Your instructions:
Using the listing beneath this task, count the lines with the word "ffffff" and write only the result.
BEGIN The records
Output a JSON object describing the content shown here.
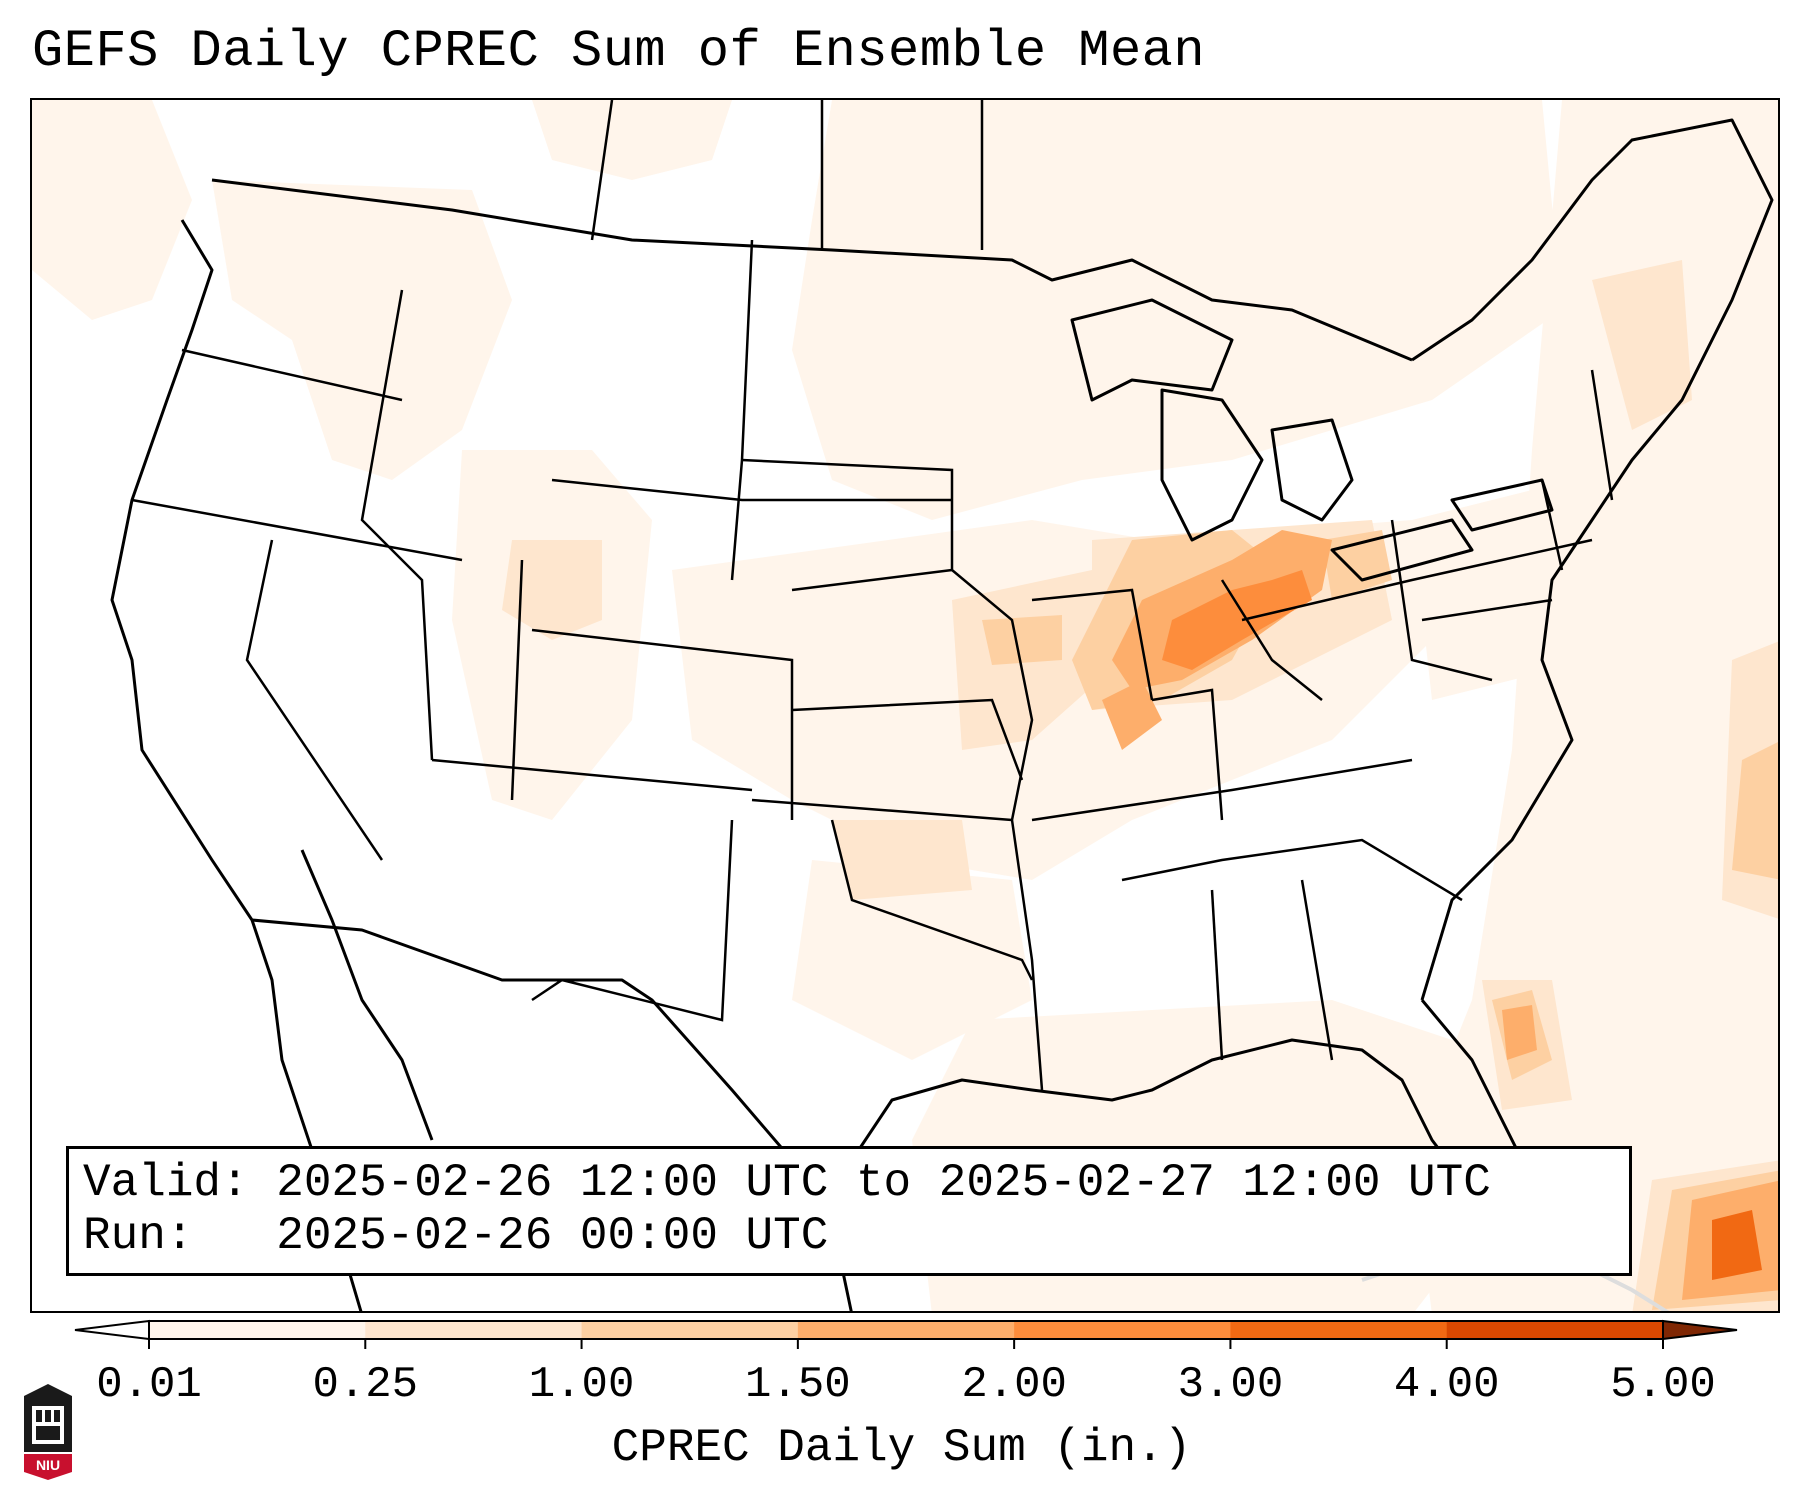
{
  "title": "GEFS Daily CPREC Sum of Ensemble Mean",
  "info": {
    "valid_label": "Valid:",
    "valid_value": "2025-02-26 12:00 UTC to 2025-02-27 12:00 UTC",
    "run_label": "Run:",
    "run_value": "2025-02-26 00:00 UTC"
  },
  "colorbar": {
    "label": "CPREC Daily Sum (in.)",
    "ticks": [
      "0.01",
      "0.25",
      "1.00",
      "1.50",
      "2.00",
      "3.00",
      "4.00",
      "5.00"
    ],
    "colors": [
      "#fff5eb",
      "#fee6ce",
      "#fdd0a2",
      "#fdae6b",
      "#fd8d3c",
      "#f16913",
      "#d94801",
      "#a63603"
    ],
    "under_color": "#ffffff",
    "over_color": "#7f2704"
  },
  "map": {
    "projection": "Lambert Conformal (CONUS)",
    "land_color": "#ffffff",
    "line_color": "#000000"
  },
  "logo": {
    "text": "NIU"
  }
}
END The records
Output of the exercise:
2